* _WHAT YOU ARE ASKED TO DO_
Where does the word "Vaumarcus" show up in the records? Copy every line that holds it.

* _Dataset records of document pages_
=== Section Start ===
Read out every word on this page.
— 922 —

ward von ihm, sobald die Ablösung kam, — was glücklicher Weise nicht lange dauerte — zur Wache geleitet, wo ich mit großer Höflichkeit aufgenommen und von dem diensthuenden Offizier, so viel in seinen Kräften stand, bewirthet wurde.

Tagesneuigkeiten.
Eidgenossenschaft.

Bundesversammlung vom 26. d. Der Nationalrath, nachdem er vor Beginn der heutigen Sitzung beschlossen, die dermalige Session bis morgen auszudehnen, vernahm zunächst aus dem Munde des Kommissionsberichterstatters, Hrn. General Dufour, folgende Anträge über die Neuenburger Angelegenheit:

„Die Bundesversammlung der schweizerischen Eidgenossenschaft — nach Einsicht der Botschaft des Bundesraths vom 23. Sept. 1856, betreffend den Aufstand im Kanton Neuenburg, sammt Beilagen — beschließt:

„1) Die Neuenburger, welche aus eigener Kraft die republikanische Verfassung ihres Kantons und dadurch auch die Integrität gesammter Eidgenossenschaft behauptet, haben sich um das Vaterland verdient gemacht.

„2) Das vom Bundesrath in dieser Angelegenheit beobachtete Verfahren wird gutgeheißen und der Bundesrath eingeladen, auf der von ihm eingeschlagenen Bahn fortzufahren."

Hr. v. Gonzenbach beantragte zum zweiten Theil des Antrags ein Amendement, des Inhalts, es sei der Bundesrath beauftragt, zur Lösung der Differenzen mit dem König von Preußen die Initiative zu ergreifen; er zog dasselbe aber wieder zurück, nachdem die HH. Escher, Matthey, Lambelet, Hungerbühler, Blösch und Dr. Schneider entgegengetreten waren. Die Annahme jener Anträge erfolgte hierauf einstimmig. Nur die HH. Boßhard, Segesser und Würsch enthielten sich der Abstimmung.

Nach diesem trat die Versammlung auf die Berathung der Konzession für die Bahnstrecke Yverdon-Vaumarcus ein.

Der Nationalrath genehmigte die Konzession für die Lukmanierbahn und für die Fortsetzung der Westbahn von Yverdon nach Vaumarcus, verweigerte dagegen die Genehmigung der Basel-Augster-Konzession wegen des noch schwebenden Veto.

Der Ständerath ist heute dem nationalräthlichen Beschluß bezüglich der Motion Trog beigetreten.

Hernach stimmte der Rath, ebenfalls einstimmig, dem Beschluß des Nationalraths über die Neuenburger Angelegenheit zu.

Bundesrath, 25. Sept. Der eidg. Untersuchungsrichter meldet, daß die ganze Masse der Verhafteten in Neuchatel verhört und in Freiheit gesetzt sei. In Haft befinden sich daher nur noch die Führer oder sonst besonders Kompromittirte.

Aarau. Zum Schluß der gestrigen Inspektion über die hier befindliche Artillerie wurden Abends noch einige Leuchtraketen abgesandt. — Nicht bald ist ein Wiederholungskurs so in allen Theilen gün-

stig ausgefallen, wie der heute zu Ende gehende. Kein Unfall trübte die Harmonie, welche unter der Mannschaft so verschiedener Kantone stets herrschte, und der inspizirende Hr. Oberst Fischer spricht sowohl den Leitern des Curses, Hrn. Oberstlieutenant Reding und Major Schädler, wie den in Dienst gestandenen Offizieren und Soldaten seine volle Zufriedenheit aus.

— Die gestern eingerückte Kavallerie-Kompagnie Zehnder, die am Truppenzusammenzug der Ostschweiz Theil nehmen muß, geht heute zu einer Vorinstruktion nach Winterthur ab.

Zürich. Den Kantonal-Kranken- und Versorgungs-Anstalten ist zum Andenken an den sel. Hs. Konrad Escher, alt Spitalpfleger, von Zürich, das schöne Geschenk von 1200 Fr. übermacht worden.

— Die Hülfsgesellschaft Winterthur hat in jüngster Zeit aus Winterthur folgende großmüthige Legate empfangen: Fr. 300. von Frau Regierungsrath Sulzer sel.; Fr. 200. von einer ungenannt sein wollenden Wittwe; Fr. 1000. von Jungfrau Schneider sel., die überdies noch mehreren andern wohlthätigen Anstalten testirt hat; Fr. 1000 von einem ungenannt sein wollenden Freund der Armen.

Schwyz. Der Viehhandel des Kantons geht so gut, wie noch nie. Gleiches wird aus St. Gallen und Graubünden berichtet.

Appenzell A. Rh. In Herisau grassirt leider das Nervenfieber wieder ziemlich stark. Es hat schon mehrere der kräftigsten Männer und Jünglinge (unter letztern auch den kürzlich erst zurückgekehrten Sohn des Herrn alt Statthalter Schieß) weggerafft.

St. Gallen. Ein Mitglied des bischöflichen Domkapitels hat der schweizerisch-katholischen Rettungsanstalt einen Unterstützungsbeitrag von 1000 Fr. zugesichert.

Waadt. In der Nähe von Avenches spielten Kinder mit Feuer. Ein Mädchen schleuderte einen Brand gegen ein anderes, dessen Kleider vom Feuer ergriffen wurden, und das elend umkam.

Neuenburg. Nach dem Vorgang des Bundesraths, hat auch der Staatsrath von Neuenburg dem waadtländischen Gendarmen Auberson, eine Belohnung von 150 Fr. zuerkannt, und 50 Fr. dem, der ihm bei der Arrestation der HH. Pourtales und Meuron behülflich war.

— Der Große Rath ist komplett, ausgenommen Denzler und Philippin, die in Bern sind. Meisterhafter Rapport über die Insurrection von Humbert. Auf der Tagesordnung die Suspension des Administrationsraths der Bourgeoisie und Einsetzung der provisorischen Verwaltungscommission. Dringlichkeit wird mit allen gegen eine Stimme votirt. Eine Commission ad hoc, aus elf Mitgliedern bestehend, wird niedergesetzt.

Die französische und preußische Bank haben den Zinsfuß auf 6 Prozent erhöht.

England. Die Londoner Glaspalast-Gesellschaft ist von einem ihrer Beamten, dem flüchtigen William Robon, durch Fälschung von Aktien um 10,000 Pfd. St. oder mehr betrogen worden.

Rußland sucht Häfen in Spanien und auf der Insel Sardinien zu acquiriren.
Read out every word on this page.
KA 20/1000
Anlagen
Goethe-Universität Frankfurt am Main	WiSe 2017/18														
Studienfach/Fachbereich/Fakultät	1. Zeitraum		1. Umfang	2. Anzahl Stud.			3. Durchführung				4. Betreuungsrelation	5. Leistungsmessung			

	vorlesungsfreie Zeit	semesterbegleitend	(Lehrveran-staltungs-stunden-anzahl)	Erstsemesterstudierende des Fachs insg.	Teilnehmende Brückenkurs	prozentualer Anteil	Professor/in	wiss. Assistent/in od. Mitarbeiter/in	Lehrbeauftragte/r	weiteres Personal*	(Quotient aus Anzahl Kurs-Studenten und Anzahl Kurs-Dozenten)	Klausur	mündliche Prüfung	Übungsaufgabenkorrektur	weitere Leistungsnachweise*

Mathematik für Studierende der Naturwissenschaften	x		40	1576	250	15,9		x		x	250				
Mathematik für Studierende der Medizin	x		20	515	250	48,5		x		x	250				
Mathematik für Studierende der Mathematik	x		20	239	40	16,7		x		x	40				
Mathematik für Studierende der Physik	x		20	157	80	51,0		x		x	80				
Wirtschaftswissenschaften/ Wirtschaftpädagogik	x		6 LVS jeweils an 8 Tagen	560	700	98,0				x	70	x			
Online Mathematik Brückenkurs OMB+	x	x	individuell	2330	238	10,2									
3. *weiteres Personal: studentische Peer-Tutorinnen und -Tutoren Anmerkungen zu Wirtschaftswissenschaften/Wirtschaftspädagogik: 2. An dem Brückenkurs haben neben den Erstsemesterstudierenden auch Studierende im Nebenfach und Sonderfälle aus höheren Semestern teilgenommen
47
=== Section End ===
* _EXERCISE RESPONSE_
Nach diesem trat die Versammlung auf die Berathung der Konzession für die Bahnstrecke Yverdon-Vaumarcus ein.
Der Nationalrath genehmigte die Konzession für die Lukmanierbahn und für die Fortsetzung der Westbahn von Yverdon nach Vaumarcus, verweigerte dagegen die Genehmigung der Basel-Augster-Konzession wegen des noch schwebenden Veto.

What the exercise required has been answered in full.